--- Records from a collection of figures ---
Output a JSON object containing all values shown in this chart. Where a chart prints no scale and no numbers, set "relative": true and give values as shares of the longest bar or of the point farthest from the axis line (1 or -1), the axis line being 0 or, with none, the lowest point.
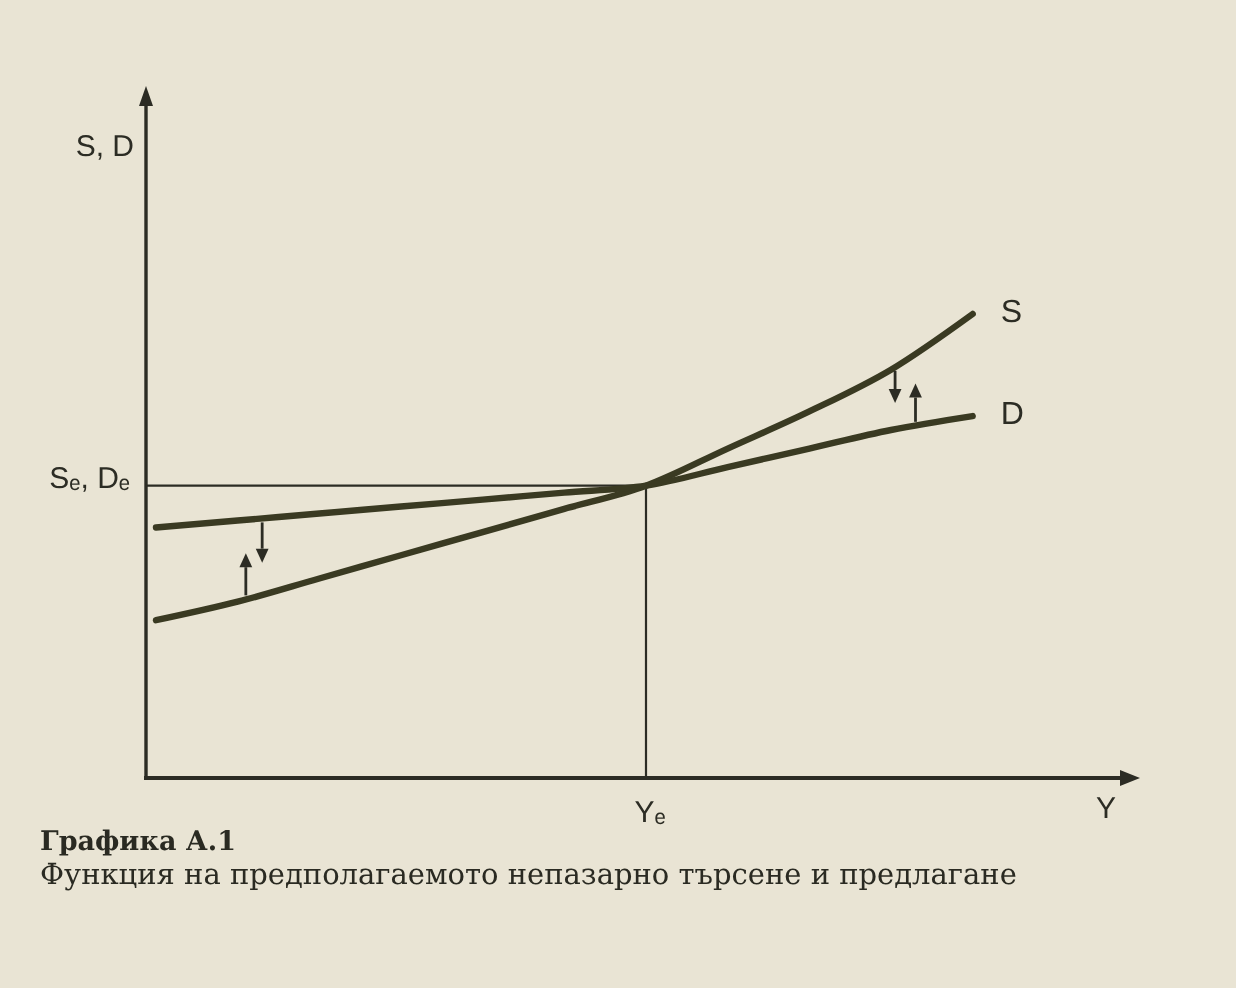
{
  "chart_data": {
    "type": "line",
    "title": "Графика А.1",
    "subtitle": "Функция на предполагаемото непазарно търсене и предлагане",
    "xlabel": "Y",
    "categories": [
      null,
      null,
      null,
      null,
      null,
      null,
      null,
      null,
      null,
      null,
      null,
      null,
      null
    ],
    "relative": true,
    "series": [
      {
        "name": "S",
        "color": "#3a3a22",
        "values": [
          0.34,
          0.38,
          0.43,
          0.48,
          0.53,
          0.58,
          0.63,
          0.71,
          0.79,
          0.88,
          1,
          null,
          null
        ]
      },
      {
        "name": "D",
        "color": "#3a3a22",
        "values": [
          0.54,
          0.555,
          0.57,
          0.585,
          0.6,
          0.615,
          0.63,
          0.67,
          0.71,
          0.75,
          0.78,
          null,
          null
        ]
      }
    ],
    "ref_lines": [
      {
        "axis": "y",
        "value": 0.63,
        "label": "Sₑ, Dₑ"
      }
    ],
    "annotations": [
      "S, D",
      "Yₑ"
    ],
    "legend": false,
    "marker": "none",
    "line_style": "solid"
  }
}
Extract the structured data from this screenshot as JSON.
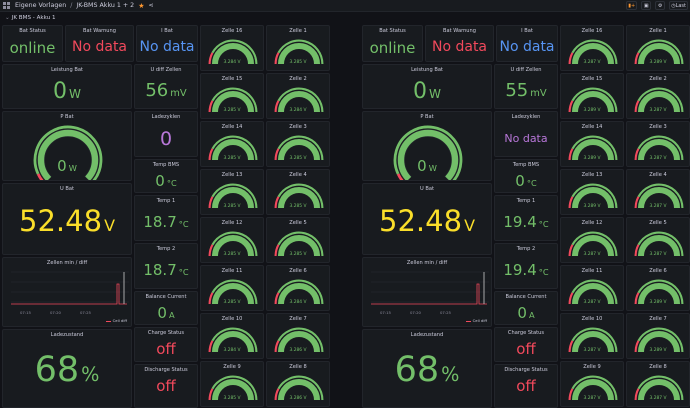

--- DIRECTIONS ---
Each line of the data is to be duplicated exactly; pictures stay out of the copy.

--- TASK SOLUTION ---
Output a JSON object containing all values shown in this chart. Where a chart prints no scale and no numbers, set "relative": true and give values as shares of the longest bar or of the point farthest from the axis line (1 or -1), the axis line being 0 or, with none, the lowest point.
{
  "chart_data": {
    "type": "line",
    "title": "Графика А.1",
    "subtitle": "Функция на предполагаемото непазарно търсене и предлагане",
    "xlabel": "Y",
    "categories": [
      null,
      null,
      null,
      null,
      null,
      null,
      null,
      null,
      null,
      null,
      null,
      null,
      null
    ],
    "relative": true,
    "series": [
      {
        "name": "S",
        "color": "#3a3a22",
        "values": [
          0.34,
          0.38,
          0.43,
          0.48,
          0.53,
          0.58,
          0.63,
          0.71,
          0.79,
          0.88,
          1,
          null,
          null
        ]
      },
      {
        "name": "D",
        "color": "#3a3a22",
        "values": [
          0.54,
          0.555,
          0.57,
          0.585,
          0.6,
          0.615,
          0.63,
          0.67,
          0.71,
          0.75,
          0.78,
          null,
          null
        ]
      }
    ],
    "ref_lines": [
      {
        "axis": "y",
        "value": 0.63,
        "label": "Sₑ, Dₑ"
      }
    ],
    "annotations": [
      "S, D",
      "Yₑ"
    ],
    "legend": false,
    "marker": "none",
    "line_style": "solid"
  }
}
Extract the structured data from this screenshot as JSON.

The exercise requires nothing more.